§ **GIVEN EXERCISE**: Select every line containing the word "days" from the material, and copy those lines.
● ● ●
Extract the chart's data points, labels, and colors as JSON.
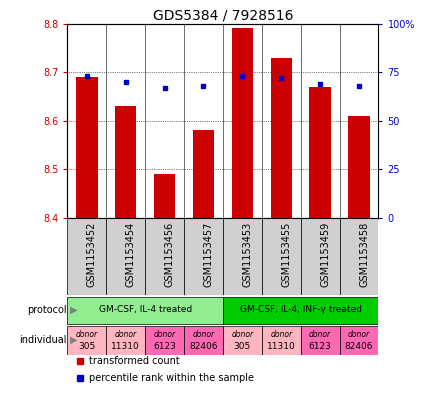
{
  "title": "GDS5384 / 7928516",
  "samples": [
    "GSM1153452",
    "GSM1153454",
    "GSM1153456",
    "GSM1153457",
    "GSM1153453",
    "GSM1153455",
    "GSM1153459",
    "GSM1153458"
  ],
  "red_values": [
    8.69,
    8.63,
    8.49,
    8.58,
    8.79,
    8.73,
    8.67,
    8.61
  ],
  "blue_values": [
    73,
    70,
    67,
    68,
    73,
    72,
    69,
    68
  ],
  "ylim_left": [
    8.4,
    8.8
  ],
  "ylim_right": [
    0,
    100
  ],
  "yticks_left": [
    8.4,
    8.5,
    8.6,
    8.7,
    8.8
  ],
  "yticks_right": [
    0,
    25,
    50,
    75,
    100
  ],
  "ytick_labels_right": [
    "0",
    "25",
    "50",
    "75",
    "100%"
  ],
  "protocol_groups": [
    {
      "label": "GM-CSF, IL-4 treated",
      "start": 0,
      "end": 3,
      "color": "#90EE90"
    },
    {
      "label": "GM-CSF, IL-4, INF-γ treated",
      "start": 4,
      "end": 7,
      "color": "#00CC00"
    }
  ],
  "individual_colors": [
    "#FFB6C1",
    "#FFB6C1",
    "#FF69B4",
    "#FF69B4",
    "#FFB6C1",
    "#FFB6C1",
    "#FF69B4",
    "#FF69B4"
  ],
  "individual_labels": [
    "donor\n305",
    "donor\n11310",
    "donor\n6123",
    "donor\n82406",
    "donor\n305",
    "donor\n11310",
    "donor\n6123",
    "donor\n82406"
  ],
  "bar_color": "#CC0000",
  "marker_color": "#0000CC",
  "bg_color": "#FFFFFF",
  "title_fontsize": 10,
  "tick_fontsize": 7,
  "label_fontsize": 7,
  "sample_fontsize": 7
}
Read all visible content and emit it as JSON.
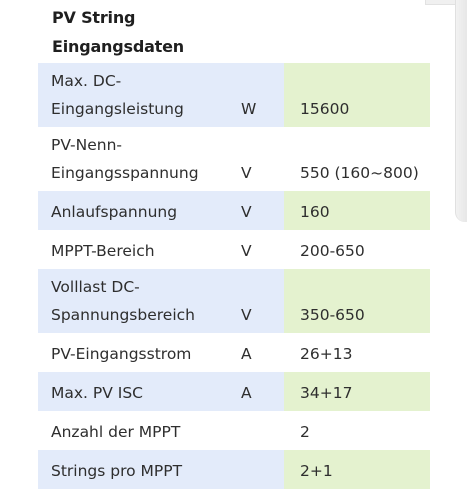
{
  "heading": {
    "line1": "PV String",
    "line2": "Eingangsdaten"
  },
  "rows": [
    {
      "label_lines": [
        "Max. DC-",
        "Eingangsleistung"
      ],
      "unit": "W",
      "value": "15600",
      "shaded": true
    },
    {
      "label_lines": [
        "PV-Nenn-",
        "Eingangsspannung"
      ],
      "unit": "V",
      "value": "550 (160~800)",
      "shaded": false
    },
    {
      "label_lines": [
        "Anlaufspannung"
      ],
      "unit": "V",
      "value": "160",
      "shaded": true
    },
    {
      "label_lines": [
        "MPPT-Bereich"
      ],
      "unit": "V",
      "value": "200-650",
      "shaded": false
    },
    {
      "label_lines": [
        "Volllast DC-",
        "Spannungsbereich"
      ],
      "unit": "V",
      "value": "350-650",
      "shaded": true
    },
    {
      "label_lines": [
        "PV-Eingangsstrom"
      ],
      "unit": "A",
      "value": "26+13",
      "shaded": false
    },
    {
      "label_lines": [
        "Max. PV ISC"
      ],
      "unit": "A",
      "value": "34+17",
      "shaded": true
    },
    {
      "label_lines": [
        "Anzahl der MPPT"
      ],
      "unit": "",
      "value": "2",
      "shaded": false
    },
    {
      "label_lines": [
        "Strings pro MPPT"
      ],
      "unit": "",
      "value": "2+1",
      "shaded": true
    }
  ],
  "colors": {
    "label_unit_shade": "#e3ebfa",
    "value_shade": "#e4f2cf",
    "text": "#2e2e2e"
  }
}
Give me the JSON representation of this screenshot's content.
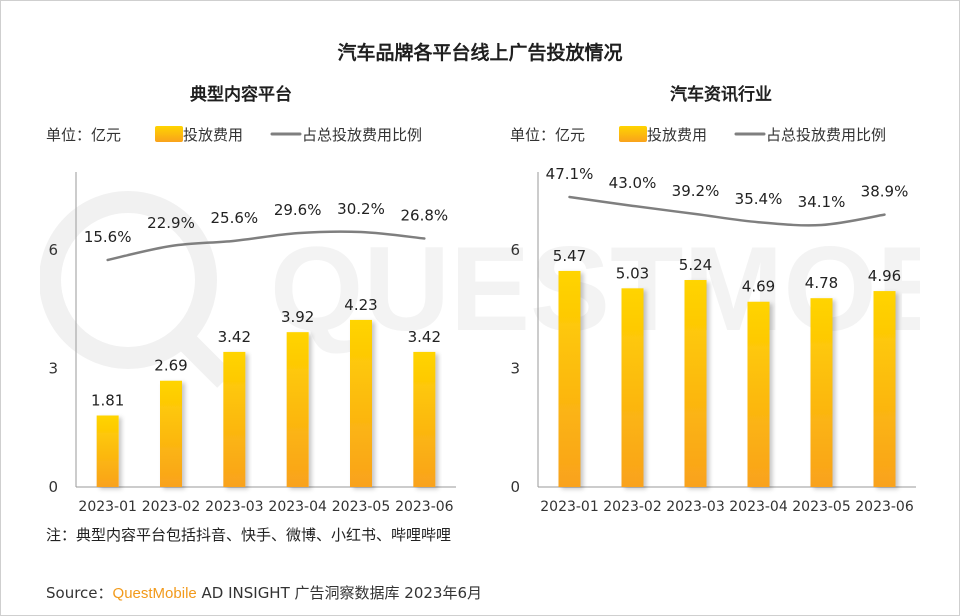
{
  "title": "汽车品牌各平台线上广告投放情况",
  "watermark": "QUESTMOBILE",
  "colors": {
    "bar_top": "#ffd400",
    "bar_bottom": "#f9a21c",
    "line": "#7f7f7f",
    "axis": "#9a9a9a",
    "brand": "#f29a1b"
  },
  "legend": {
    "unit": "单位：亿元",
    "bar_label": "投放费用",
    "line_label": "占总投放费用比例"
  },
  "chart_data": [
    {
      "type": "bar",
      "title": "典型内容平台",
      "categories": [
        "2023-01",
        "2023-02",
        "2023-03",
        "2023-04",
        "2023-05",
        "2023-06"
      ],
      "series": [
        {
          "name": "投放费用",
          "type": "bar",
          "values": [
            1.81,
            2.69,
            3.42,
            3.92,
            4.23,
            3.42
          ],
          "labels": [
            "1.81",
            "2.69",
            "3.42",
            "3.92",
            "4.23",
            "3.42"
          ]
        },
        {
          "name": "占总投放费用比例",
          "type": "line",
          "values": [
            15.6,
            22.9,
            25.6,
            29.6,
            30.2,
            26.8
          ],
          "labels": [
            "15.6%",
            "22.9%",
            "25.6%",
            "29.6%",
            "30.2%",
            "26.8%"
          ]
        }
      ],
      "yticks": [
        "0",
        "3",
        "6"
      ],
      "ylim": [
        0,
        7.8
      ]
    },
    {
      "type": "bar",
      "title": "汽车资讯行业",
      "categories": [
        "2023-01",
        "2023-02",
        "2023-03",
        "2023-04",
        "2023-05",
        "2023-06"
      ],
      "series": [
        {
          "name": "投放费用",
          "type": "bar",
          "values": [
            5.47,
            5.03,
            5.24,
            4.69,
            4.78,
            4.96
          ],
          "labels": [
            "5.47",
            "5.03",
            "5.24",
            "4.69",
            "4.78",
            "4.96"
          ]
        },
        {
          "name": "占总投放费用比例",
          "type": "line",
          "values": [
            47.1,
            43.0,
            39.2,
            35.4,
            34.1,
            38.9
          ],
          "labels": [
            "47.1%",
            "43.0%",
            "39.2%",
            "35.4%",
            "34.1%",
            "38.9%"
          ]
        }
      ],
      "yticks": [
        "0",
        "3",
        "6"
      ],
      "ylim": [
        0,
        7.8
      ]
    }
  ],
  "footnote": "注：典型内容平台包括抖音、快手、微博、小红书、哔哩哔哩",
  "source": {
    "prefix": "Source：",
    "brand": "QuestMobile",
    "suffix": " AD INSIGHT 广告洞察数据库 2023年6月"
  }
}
● ● ●
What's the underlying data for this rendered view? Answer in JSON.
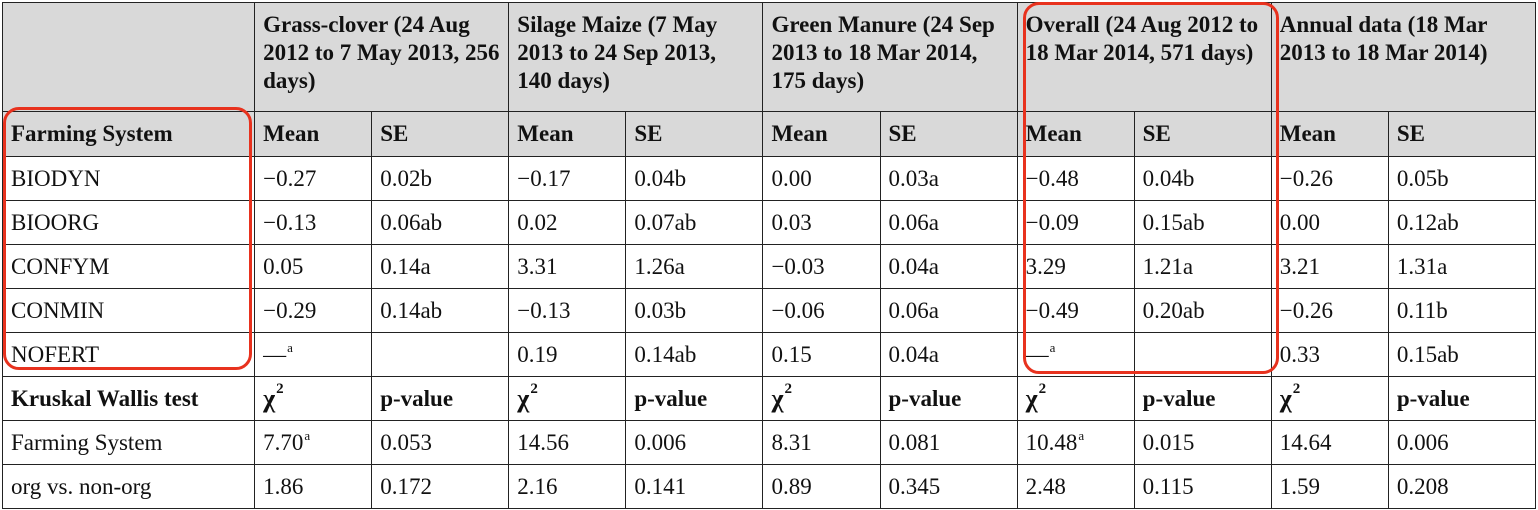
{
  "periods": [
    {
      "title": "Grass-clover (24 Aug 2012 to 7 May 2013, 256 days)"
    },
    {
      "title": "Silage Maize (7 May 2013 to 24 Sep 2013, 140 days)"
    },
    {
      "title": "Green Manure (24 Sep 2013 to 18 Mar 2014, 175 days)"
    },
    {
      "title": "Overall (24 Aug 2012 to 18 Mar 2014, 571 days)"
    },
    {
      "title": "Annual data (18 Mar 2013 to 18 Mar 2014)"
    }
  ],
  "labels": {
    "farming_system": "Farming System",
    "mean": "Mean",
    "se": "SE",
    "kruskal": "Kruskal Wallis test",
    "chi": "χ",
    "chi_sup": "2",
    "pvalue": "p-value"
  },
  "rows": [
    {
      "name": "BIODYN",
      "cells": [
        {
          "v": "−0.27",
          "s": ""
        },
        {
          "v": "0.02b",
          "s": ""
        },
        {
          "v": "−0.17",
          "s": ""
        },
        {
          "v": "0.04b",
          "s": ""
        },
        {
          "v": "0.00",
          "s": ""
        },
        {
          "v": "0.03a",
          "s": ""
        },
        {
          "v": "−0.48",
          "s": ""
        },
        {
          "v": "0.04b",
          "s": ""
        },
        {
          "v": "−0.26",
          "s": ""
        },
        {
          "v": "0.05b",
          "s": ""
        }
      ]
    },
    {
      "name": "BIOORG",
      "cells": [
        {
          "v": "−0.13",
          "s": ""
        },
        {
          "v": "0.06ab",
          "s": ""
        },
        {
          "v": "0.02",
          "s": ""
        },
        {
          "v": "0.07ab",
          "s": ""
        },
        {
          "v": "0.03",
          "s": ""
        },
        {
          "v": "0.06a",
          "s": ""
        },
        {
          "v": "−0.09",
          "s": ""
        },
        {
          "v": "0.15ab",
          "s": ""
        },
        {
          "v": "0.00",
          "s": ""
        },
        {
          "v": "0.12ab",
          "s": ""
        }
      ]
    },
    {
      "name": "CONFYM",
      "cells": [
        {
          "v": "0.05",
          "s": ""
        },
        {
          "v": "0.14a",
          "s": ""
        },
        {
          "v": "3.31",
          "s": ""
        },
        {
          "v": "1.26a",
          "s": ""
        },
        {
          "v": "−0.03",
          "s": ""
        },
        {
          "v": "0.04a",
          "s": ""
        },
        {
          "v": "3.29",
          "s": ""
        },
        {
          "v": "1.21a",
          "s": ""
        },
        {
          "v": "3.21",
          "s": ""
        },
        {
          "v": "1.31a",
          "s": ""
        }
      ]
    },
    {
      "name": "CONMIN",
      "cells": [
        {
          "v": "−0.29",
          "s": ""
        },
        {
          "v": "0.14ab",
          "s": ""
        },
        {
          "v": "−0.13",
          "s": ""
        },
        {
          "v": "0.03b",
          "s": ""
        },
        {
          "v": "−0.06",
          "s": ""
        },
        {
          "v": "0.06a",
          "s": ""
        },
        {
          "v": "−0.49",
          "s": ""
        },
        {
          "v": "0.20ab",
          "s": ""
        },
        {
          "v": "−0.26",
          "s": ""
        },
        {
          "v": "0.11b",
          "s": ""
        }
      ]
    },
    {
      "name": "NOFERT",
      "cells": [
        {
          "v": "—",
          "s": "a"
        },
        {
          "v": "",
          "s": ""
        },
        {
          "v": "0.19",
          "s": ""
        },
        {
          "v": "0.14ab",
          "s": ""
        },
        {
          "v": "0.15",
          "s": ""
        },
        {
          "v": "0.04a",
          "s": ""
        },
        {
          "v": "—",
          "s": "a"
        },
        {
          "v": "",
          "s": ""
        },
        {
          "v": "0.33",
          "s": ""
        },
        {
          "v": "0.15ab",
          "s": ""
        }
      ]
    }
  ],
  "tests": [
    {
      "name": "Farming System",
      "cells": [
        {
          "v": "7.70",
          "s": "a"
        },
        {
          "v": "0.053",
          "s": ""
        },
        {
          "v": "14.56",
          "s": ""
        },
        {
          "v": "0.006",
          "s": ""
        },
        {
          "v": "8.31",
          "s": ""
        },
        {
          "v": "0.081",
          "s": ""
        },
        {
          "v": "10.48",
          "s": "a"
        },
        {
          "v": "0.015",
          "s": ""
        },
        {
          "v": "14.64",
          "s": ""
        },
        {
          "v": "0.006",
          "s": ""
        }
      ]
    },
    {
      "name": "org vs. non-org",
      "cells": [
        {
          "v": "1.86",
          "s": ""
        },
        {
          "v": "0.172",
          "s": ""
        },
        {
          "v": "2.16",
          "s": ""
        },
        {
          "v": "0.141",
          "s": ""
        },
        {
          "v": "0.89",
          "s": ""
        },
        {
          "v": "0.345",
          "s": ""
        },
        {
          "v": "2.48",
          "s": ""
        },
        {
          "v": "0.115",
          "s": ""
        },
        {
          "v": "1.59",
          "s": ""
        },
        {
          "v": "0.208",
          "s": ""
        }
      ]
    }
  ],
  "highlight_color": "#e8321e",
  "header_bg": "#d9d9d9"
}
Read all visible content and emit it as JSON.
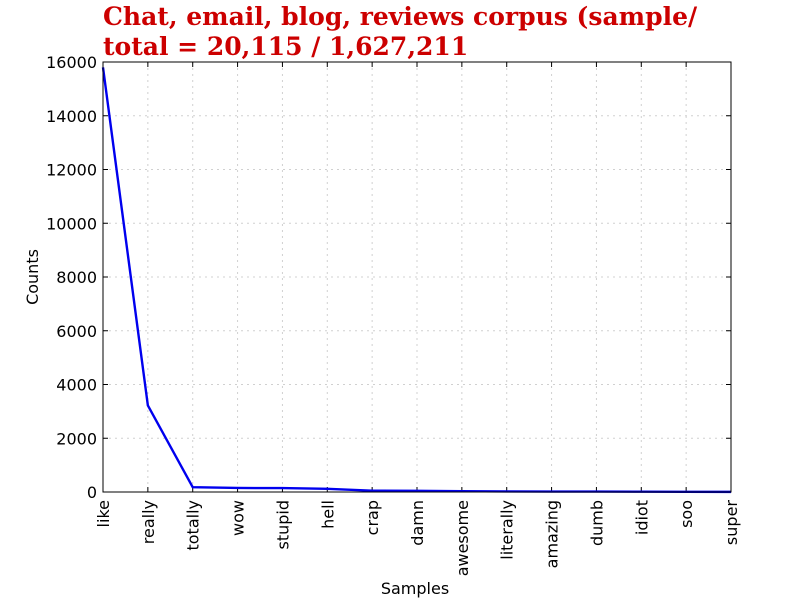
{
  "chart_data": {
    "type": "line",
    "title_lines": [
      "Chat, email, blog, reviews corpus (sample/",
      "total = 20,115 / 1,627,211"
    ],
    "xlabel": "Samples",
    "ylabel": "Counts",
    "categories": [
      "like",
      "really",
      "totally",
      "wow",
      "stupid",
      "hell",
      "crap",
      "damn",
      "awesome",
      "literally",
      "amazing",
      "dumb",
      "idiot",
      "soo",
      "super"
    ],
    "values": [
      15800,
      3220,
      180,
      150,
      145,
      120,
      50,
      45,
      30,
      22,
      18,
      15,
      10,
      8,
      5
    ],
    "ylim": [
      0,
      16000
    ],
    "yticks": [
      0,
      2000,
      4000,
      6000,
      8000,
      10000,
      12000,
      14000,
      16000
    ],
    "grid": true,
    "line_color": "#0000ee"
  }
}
● ● ●
§ **EXERCISE OUTPUT**:
      "title": "Grass-clover (24 Aug 2012 to 7 May 2013, 256 days)"
      "title": "Silage Maize (7 May 2013 to 24 Sep 2013, 140 days)"
      "title": "Green Manure (24 Sep 2013 to 18 Mar 2014, 175 days)"
      "title": "Overall (24 Aug 2012 to 18 Mar 2014, 571 days)"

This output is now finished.